My colleague Matt d’Ancona is not so sure. I put this to him in an email at the start of the week and here’s what he wrote back:
“I am less sanguine about cancel culture. The cases of academic lock-out – not least the refusal to accept research projects on, say, detransitioning – are multiplying and, with them, a culture of self-censorship is spreading virally. By far the worst aspect of identity politics is its fixation with shutting down speech, or limiting those who can speak on specific subjects, and the law is not a sufficient protection against this phenomenon. There needs to be a cultural pushback – from the media, schools and civic groups – not least to save social justice from itself…. There is a clear and present danger that the yearning of social justice movements to silence and to scold will create a backlash further down the line, and now is the time to prevent that.”
And, when I read that, I thought: well, I agree with that too. Sometimes, I suppose, coming to a clearer view means submitting to complexity and, yes, being confused.
The job of government, of course, goes beyond acting as arbiter of free speech. Truth is no substitute for change. Truth is no substitute for justice.
The frustration of radicals on left and right, Corbynistas and Trumpers, is that market liberalism, while claiming to be the engine of opportunity, has preserved the powerful and exacerbated hierarchy. Both sides fume at the selfish elite, at the triumph of me over we. And the argument goes that the media is aiding and abetting. The level of fury has people reaching for a range of wrong answers – either Luddite “switch off the internet”; buck-passing, caveat emptor calls for greater digital literacy; calls for international agreements on internet oversight that just keep on kicking the can down the road.
But there’s also a place here for a meaningful alternative to the centrist orthodoxy embodied by the likes of the Economist. If social capitalism is the riposte to market liberalism in economics, then the idea of civic liberty can do the same on technology and culture. It means checking the rights of the individual in the interests of their community. Civic liberty means weighing the we with the me, adjudicating the tension between personal freedom and social health.

◆ ◆ ◆ ◆ ◆ ◆ ◆

**Tasks to perform:**
#1 Summarize the passage on cancel culture and civic liberty in two sentences.
#2 Answer these questions from the passage on cancel culture and civic liberty:
(a) Besides the media, who should take part in the cultural pushback, according to the emailed reply?
(b) Which two groups of radicals are named?
(c) In economics, what is social capitalism said to be a riposte to?
#3 Rewrite the part of the passage on cancel culture and civic liberty that begins at "And, when I" and stops after "yes, being confused.", with "ambiguity" in place of "complexity".
The records that come next have no connection to the passage on cancel culture and civic liberty.

◆ ◆ ◆ ◆ ◆ ◆ ◆

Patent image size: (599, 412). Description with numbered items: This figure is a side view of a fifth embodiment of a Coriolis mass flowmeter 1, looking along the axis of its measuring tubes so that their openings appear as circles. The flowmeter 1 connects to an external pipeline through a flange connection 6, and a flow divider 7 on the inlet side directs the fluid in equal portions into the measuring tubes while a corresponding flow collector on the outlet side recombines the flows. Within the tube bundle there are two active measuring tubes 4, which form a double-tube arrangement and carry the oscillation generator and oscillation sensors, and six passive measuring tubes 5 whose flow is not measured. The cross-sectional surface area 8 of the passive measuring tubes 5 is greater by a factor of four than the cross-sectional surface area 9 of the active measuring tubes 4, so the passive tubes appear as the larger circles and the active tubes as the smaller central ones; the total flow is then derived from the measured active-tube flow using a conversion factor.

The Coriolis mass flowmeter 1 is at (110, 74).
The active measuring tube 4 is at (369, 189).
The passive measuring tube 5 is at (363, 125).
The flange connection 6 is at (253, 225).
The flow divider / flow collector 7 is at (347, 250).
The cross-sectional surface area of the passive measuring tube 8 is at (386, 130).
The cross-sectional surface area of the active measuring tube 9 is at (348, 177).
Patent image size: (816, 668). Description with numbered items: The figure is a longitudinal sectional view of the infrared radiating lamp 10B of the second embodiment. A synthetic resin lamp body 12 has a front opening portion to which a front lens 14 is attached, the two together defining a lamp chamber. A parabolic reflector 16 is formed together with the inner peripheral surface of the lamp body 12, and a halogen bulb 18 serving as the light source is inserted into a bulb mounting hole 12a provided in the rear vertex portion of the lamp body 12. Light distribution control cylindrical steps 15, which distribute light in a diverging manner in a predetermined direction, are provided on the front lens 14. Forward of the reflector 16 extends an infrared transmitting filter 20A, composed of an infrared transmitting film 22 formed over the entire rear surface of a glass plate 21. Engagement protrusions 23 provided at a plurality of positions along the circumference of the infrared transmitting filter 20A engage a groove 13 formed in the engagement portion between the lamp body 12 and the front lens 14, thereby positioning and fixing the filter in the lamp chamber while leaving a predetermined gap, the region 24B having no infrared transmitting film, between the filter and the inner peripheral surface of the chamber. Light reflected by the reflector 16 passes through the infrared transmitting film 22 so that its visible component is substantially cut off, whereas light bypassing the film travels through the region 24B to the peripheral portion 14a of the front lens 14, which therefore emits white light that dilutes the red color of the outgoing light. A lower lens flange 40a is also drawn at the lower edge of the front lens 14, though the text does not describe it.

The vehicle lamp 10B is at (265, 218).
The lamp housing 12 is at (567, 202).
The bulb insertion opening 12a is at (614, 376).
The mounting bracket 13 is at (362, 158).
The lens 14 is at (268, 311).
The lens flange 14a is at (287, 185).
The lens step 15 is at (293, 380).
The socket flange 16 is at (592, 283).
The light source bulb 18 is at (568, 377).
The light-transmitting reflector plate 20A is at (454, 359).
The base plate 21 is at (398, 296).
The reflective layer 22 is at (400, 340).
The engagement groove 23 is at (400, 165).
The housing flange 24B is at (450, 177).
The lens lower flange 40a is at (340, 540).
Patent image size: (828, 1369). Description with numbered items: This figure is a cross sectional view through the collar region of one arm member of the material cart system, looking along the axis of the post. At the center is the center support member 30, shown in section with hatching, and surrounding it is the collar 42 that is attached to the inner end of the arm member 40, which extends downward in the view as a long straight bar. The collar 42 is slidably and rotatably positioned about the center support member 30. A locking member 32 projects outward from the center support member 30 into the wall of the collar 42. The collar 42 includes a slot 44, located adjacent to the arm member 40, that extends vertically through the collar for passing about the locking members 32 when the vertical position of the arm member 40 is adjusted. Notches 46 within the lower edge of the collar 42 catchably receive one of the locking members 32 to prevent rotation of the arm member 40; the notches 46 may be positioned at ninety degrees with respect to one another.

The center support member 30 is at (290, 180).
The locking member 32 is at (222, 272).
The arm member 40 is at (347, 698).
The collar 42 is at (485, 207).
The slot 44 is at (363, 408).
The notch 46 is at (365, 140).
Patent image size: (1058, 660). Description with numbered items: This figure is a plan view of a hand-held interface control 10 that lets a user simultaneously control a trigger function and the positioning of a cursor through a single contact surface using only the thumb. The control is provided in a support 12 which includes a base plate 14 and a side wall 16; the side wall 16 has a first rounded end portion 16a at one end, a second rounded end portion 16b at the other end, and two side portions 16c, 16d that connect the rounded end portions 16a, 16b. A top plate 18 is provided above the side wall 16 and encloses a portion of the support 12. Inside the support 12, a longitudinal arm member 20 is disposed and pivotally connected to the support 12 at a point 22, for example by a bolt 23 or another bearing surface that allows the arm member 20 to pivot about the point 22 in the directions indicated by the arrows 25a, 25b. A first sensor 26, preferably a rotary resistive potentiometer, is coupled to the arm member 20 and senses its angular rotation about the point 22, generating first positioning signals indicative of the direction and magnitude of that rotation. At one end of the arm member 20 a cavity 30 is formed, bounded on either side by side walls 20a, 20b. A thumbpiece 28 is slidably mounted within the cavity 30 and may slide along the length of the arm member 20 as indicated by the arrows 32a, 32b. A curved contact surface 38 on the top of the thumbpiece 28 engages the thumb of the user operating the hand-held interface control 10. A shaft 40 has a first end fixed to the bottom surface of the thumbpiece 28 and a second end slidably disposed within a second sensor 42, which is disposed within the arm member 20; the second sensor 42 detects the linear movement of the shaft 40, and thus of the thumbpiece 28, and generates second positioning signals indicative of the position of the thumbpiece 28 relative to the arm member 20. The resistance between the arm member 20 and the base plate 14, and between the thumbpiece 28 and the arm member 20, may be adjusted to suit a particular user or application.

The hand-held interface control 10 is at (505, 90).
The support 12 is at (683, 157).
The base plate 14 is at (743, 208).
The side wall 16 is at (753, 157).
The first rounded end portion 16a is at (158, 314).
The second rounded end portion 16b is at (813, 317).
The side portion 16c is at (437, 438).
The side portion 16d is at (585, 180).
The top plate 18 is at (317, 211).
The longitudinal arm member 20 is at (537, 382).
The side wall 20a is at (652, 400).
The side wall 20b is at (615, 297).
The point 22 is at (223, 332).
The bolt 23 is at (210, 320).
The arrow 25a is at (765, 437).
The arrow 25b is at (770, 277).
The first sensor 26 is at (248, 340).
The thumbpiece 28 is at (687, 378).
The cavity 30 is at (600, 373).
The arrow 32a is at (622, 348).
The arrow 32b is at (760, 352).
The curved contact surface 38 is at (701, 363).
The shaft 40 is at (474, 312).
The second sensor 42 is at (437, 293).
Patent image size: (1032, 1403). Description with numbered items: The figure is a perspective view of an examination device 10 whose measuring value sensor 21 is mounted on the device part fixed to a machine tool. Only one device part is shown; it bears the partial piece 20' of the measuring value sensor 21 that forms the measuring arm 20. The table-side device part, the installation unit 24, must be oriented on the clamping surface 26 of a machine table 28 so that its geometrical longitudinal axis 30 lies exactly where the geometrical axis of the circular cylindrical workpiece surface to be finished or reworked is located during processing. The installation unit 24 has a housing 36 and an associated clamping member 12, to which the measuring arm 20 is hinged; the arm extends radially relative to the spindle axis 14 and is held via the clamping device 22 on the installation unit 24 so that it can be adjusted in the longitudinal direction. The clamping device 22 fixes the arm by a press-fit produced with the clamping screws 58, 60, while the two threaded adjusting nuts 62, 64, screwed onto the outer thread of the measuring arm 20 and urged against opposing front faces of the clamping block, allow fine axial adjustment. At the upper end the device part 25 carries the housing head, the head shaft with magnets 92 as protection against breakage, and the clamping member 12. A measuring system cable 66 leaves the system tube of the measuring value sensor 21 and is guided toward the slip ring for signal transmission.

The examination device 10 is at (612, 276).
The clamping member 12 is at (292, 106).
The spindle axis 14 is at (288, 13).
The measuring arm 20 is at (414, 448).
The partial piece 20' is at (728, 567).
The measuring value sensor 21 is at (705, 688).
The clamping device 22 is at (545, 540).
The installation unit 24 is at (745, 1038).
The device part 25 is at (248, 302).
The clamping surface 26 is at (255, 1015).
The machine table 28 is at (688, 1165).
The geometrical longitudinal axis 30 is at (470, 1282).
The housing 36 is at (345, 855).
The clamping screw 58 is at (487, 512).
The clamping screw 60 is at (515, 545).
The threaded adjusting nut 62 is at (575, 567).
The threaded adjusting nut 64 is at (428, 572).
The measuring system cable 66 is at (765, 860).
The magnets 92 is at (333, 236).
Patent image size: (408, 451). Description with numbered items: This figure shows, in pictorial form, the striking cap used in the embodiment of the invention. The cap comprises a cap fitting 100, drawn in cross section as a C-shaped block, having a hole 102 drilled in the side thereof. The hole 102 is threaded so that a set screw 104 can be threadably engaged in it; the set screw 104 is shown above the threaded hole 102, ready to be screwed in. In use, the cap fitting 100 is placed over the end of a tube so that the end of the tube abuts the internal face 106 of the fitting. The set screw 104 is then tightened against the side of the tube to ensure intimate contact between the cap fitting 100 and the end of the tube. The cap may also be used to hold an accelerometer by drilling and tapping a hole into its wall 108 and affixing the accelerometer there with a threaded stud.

◆ ◆ ◆ ◆ ◆ ◆ ◆

**Responses in order:**
#1 Matt d'Ancona argues in an email that academic lock-outs and self-censorship are spreading, that the law cannot protect against the shutting down of speech, and that a cultural pushback is needed to prevent a backlash, and the writer agrees with this as well. The writer then says that radicals on left and right are angry that market liberalism has preserved the powerful, and offers civic liberty, which weighs the rights of the individual against the interests of their community, as an alternative to the centrist orthodoxy on technology and culture.

#2
(a) Schools and civic groups.
(b) Corbynistas and Trumpers.
(c) Market liberalism.

#3
And, when I read that, I thought: well, I agree with that too. Sometimes, I suppose, coming to a clearer view means submitting to ambiguity and, yes, being confused.